**Task directions**
Write out the records again, exactly, leaving none out.

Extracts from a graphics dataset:
--- start ---

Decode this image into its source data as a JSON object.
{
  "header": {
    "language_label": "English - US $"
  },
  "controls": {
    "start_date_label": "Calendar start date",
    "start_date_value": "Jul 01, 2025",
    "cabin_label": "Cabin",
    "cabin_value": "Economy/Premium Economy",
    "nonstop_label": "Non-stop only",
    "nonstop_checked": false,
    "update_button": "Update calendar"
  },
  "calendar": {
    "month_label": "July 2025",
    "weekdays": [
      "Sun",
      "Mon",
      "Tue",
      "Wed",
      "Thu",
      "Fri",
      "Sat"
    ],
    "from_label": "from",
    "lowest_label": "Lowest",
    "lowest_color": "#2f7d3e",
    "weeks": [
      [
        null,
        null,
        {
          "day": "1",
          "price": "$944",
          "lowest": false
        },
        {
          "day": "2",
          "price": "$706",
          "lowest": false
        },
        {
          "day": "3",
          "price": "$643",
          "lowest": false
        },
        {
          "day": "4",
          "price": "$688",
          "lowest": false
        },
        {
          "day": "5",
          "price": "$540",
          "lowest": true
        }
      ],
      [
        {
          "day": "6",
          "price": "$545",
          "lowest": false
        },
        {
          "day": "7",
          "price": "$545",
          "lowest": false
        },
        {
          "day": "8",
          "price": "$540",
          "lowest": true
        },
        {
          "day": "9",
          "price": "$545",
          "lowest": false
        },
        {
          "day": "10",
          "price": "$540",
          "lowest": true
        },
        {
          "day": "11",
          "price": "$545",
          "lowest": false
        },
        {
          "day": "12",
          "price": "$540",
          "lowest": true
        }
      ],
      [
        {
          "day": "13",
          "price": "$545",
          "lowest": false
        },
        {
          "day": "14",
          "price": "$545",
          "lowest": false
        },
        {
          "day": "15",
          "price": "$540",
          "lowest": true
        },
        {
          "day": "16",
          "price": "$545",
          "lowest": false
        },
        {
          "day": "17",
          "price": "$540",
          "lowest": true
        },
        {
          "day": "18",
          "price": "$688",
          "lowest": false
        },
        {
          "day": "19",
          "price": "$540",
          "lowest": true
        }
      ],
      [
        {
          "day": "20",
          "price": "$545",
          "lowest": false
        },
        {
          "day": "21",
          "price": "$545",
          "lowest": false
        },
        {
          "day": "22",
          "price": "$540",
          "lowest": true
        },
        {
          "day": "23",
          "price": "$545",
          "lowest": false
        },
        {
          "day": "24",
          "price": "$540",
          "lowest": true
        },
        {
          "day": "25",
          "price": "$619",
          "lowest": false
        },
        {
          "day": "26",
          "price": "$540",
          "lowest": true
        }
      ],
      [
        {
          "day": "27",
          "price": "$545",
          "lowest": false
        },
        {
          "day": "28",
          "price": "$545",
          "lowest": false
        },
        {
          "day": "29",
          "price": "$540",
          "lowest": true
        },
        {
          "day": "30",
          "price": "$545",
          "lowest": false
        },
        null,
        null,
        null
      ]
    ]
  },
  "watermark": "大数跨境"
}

--- end ---

**Answer**
Decode this image into its source data as a JSON object.
{
  "header": {
    "language_label": "English - US $"
  },
  "controls": {
    "start_date_label": "Calendar start date",
    "start_date_value": "Jul 01, 2025",
    "cabin_label": "Cabin",
    "cabin_value": "Economy/Premium Economy",
    "nonstop_label": "Non-stop only",
    "nonstop_checked": false,
    "update_button": "Update calendar"
  },
  "calendar": {
    "month_label": "July 2025",
    "weekdays": [
      "Sun",
      "Mon",
      "Tue",
      "Wed",
      "Thu",
      "Fri",
      "Sat"
    ],
    "from_label": "from",
    "lowest_label": "Lowest",
    "lowest_color": "#2f7d3e",
    "weeks": [
      [
        null,
        null,
        {
          "day": "1",
          "price": "$944",
          "lowest": false
        },
        {
          "day": "2",
          "price": "$706",
          "lowest": false
        },
        {
          "day": "3",
          "price": "$643",
          "lowest": false
        },
        {
          "day": "4",
          "price": "$688",
          "lowest": false
        },
        {
          "day": "5",
          "price": "$540",
          "lowest": true
        }
      ],
      [
        {
          "day": "6",
          "price": "$545",
          "lowest": false
        },
        {
          "day": "7",
          "price": "$545",
          "lowest": false
        },
        {
          "day": "8",
          "price": "$540",
          "lowest": true
        },
        {
          "day": "9",
          "price": "$545",
          "lowest": false
        },
        {
          "day": "10",
          "price": "$540",
          "lowest": true
        },
        {
          "day": "11",
          "price": "$545",
          "lowest": false
        },
        {
          "day": "12",
          "price": "$540",
          "lowest": true
        }
      ],
      [
        {
          "day": "13",
          "price": "$545",
          "lowest": false
        },
        {
          "day": "14",
          "price": "$545",
          "lowest": false
        },
        {
          "day": "15",
          "price": "$540",
          "lowest": true
        },
        {
          "day": "16",
          "price": "$545",
          "lowest": false
        },
        {
          "day": "17",
          "price": "$540",
          "lowest": true
        },
        {
          "day": "18",
          "price": "$688",
          "lowest": false
        },
        {
          "day": "19",
          "price": "$540",
          "lowest": true
        }
      ],
      [
        {
          "day": "20",
          "price": "$545",
          "lowest": false
        },
        {
          "day": "21",
          "price": "$545",
          "lowest": false
        },
        {
          "day": "22",
          "price": "$540",
          "lowest": true
        },
        {
          "day": "23",
          "price": "$545",
          "lowest": false
        },
        {
          "day": "24",
          "price": "$540",
          "lowest": true
        },
        {
          "day": "25",
          "price": "$619",
          "lowest": false
        },
        {
          "day": "26",
          "price": "$540",
          "lowest": true
        }
      ],
      [
        {
          "day": "27",
          "price": "$545",
          "lowest": false
        },
        {
          "day": "28",
          "price": "$545",
          "lowest": false
        },
        {
          "day": "29",
          "price": "$540",
          "lowest": true
        },
        {
          "day": "30",
          "price": "$545",
          "lowest": false
        },
        null,
        null,
        null
      ]
    ]
  },
  "watermark": "大数跨境"
}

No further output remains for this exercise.